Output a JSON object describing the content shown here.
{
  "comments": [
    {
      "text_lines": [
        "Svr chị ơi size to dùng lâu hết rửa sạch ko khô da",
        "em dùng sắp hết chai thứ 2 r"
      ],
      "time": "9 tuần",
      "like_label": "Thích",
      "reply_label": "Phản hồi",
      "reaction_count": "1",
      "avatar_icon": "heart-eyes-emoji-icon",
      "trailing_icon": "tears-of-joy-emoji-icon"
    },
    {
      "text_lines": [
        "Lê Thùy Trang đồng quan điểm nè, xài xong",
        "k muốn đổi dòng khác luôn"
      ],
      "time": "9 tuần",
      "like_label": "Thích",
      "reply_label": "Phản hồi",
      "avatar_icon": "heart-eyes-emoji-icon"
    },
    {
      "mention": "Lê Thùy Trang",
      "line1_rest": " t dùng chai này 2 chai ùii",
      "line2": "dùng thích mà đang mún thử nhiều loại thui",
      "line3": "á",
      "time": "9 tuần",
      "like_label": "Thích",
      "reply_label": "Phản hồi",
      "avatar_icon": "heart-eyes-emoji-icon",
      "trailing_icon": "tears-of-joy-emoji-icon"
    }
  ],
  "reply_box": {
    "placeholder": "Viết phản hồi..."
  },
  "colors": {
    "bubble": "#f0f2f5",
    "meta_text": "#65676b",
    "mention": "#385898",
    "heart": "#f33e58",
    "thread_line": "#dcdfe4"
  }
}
....
_What you have to do_.
Using the records given above, list every line that includes the word "heart".

_Exercise output_.
      "avatar_icon": "heart-eyes-emoji-icon",
      "avatar_icon": "heart-eyes-emoji-icon"
      "avatar_icon": "heart-eyes-emoji-icon",
    "heart": "#f33e58",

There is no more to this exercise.